### PROBLEM STATEMENT
Write out all entries word for word.

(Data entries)
********

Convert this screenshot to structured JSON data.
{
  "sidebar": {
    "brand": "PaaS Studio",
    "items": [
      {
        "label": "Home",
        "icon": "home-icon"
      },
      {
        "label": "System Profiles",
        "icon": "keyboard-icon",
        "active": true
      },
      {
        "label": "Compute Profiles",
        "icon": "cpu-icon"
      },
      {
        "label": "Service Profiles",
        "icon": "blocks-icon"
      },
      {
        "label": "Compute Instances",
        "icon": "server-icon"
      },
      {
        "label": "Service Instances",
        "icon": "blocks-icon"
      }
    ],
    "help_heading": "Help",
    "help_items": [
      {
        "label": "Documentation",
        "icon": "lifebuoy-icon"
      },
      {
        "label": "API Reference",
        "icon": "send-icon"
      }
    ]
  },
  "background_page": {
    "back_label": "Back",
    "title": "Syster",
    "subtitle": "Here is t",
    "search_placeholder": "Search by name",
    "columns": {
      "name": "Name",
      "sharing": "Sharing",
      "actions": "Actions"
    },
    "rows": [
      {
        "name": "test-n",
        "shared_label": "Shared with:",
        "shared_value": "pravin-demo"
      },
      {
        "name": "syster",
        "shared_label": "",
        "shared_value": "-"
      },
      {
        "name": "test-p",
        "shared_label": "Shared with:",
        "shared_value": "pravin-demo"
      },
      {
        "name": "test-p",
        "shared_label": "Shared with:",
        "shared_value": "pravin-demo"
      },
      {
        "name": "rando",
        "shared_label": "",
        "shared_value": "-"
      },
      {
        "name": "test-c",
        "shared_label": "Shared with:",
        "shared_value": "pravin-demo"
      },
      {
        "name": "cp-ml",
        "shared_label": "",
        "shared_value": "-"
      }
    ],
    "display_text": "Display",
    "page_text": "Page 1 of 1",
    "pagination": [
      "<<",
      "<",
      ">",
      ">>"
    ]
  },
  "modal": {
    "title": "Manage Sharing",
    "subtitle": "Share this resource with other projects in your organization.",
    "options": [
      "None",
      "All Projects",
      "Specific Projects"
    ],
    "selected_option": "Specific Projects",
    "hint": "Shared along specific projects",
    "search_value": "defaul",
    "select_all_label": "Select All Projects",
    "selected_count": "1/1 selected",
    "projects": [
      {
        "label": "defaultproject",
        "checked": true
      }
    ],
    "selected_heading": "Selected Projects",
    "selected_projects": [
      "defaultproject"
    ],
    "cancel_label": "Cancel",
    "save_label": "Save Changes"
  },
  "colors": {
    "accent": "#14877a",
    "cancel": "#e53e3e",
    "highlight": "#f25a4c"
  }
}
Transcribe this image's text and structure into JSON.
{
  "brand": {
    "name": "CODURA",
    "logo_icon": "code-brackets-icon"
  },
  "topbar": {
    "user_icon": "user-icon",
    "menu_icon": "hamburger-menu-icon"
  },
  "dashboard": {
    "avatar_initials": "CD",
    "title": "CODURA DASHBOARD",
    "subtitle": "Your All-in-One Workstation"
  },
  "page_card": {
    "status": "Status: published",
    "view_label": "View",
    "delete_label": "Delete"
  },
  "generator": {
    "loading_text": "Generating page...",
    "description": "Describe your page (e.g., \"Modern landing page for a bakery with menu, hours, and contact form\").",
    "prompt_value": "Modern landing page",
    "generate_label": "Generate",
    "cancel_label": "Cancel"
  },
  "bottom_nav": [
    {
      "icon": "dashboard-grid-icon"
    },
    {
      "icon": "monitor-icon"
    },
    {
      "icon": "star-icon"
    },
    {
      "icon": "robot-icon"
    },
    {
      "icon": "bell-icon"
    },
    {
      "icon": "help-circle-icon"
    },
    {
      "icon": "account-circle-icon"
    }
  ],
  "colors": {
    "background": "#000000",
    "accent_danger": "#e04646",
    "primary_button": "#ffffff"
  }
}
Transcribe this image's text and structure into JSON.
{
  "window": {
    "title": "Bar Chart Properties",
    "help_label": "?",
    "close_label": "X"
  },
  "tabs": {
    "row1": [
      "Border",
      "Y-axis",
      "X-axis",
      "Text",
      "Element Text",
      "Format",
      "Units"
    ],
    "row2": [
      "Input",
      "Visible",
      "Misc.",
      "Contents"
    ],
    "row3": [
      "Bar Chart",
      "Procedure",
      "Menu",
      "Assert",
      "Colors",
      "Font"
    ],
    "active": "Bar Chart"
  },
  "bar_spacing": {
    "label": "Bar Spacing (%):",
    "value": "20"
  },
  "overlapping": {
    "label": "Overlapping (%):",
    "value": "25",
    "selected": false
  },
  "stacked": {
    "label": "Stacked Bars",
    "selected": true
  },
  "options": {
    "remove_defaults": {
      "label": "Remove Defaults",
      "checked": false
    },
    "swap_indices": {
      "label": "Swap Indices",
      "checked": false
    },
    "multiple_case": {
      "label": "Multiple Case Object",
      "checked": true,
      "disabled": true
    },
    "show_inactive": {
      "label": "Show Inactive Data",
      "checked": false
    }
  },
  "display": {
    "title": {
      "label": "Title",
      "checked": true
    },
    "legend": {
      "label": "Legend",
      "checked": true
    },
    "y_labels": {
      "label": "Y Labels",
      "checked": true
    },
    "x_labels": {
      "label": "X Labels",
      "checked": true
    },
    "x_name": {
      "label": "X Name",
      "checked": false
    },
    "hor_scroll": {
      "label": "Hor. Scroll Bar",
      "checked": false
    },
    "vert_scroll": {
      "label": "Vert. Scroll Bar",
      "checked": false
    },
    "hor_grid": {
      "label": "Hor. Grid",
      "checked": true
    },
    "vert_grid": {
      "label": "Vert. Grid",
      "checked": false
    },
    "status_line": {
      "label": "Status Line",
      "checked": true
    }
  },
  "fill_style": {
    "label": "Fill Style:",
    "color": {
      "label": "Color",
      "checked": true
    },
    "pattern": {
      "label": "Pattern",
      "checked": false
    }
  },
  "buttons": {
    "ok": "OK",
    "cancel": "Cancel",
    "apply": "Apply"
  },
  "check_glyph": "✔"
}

********

### SOLUTION TO THE EXERCISE
Convert this screenshot to structured JSON data.
{
  "sidebar": {
    "brand": "PaaS Studio",
    "items": [
      {
        "label": "Home",
        "icon": "home-icon"
      },
      {
        "label": "System Profiles",
        "icon": "keyboard-icon",
        "active": true
      },
      {
        "label": "Compute Profiles",
        "icon": "cpu-icon"
      },
      {
        "label": "Service Profiles",
        "icon": "blocks-icon"
      },
      {
        "label": "Compute Instances",
        "icon": "server-icon"
      },
      {
        "label": "Service Instances",
        "icon": "blocks-icon"
      }
    ],
    "help_heading": "Help",
    "help_items": [
      {
        "label": "Documentation",
        "icon": "lifebuoy-icon"
      },
      {
        "label": "API Reference",
        "icon": "send-icon"
      }
    ]
  },
  "background_page": {
    "back_label": "Back",
    "title": "Syster",
    "subtitle": "Here is t",
    "search_placeholder": "Search by name",
    "columns": {
      "name": "Name",
      "sharing": "Sharing",
      "actions": "Actions"
    },
    "rows": [
      {
        "name": "test-n",
        "shared_label": "Shared with:",
        "shared_value": "pravin-demo"
      },
      {
        "name": "syster",
        "shared_label": "",
        "shared_value": "-"
      },
      {
        "name": "test-p",
        "shared_label": "Shared with:",
        "shared_value": "pravin-demo"
      },
      {
        "name": "test-p",
        "shared_label": "Shared with:",
        "shared_value": "pravin-demo"
      },
      {
        "name": "rando",
        "shared_label": "",
        "shared_value": "-"
      },
      {
        "name": "test-c",
        "shared_label": "Shared with:",
        "shared_value": "pravin-demo"
      },
      {
        "name": "cp-ml",
        "shared_label": "",
        "shared_value": "-"
      }
    ],
    "display_text": "Display",
    "page_text": "Page 1 of 1",
    "pagination": [
      "<<",
      "<",
      ">",
      ">>"
    ]
  },
  "modal": {
    "title": "Manage Sharing",
    "subtitle": "Share this resource with other projects in your organization.",
    "options": [
      "None",
      "All Projects",
      "Specific Projects"
    ],
    "selected_option": "Specific Projects",
    "hint": "Shared along specific projects",
    "search_value": "defaul",
    "select_all_label": "Select All Projects",
    "selected_count": "1/1 selected",
    "projects": [
      {
        "label": "defaultproject",
        "checked": true
      }
    ],
    "selected_heading": "Selected Projects",
    "selected_projects": [
      "defaultproject"
    ],
    "cancel_label": "Cancel",
    "save_label": "Save Changes"
  },
  "colors": {
    "accent": "#14877a",
    "cancel": "#e53e3e",
    "highlight": "#f25a4c"
  }
}
Transcribe this image's text and structure into JSON.
{
  "brand": {
    "name": "CODURA",
    "logo_icon": "code-brackets-icon"
  },
  "topbar": {
    "user_icon": "user-icon",
    "menu_icon": "hamburger-menu-icon"
  },
  "dashboard": {
    "avatar_initials": "CD",
    "title": "CODURA DASHBOARD",
    "subtitle": "Your All-in-One Workstation"
  },
  "page_card": {
    "status": "Status: published",
    "view_label": "View",
    "delete_label": "Delete"
  },
  "generator": {
    "loading_text": "Generating page...",
    "description": "Describe your page (e.g., \"Modern landing page for a bakery with menu, hours, and contact form\").",
    "prompt_value": "Modern landing page",
    "generate_label": "Generate",
    "cancel_label": "Cancel"
  },
  "bottom_nav": [
    {
      "icon": "dashboard-grid-icon"
    },
    {
      "icon": "monitor-icon"
    },
    {
      "icon": "star-icon"
    },
    {
      "icon": "robot-icon"
    },
    {
      "icon": "bell-icon"
    },
    {
      "icon": "help-circle-icon"
    },
    {
      "icon": "account-circle-icon"
    }
  ],
  "colors": {
    "background": "#000000",
    "accent_danger": "#e04646",
    "primary_button": "#ffffff"
  }
}
Transcribe this image's text and structure into JSON.
{
  "window": {
    "title": "Bar Chart Properties",
    "help_label": "?",
    "close_label": "X"
  },
  "tabs": {
    "row1": [
      "Border",
      "Y-axis",
      "X-axis",
      "Text",
      "Element Text",
      "Format",
      "Units"
    ],
    "row2": [
      "Input",
      "Visible",
      "Misc.",
      "Contents"
    ],
    "row3": [
      "Bar Chart",
      "Procedure",
      "Menu",
      "Assert",
      "Colors",
      "Font"
    ],
    "active": "Bar Chart"
  },
  "bar_spacing": {
    "label": "Bar Spacing (%):",
    "value": "20"
  },
  "overlapping": {
    "label": "Overlapping (%):",
    "value": "25",
    "selected": false
  },
  "stacked": {
    "label": "Stacked Bars",
    "selected": true
  },
  "options": {
    "remove_defaults": {
      "label": "Remove Defaults",
      "checked": false
    },
    "swap_indices": {
      "label": "Swap Indices",
      "checked": false
    },
    "multiple_case": {
      "label": "Multiple Case Object",
      "checked": true,
      "disabled": true
    },
    "show_inactive": {
      "label": "Show Inactive Data",
      "checked": false
    }
  },
  "display": {
    "title": {
      "label": "Title",
      "checked": true
    },
    "legend": {
      "label": "Legend",
      "checked": true
    },
    "y_labels": {
      "label": "Y Labels",
      "checked": true
    },
    "x_labels": {
      "label": "X Labels",
      "checked": true
    },
    "x_name": {
      "label": "X Name",
      "checked": false
    },
    "hor_scroll": {
      "label": "Hor. Scroll Bar",
      "checked": false
    },
    "vert_scroll": {
      "label": "Vert. Scroll Bar",
      "checked": false
    },
    "hor_grid": {
      "label": "Hor. Grid",
      "checked": true
    },
    "vert_grid": {
      "label": "Vert. Grid",
      "checked": false
    },
    "status_line": {
      "label": "Status Line",
      "checked": true
    }
  },
  "fill_style": {
    "label": "Fill Style:",
    "color": {
      "label": "Color",
      "checked": true
    },
    "pattern": {
      "label": "Pattern",
      "checked": false
    }
  },
  "buttons": {
    "ok": "OK",
    "cancel": "Cancel",
    "apply": "Apply"
  },
  "check_glyph": "✔"
}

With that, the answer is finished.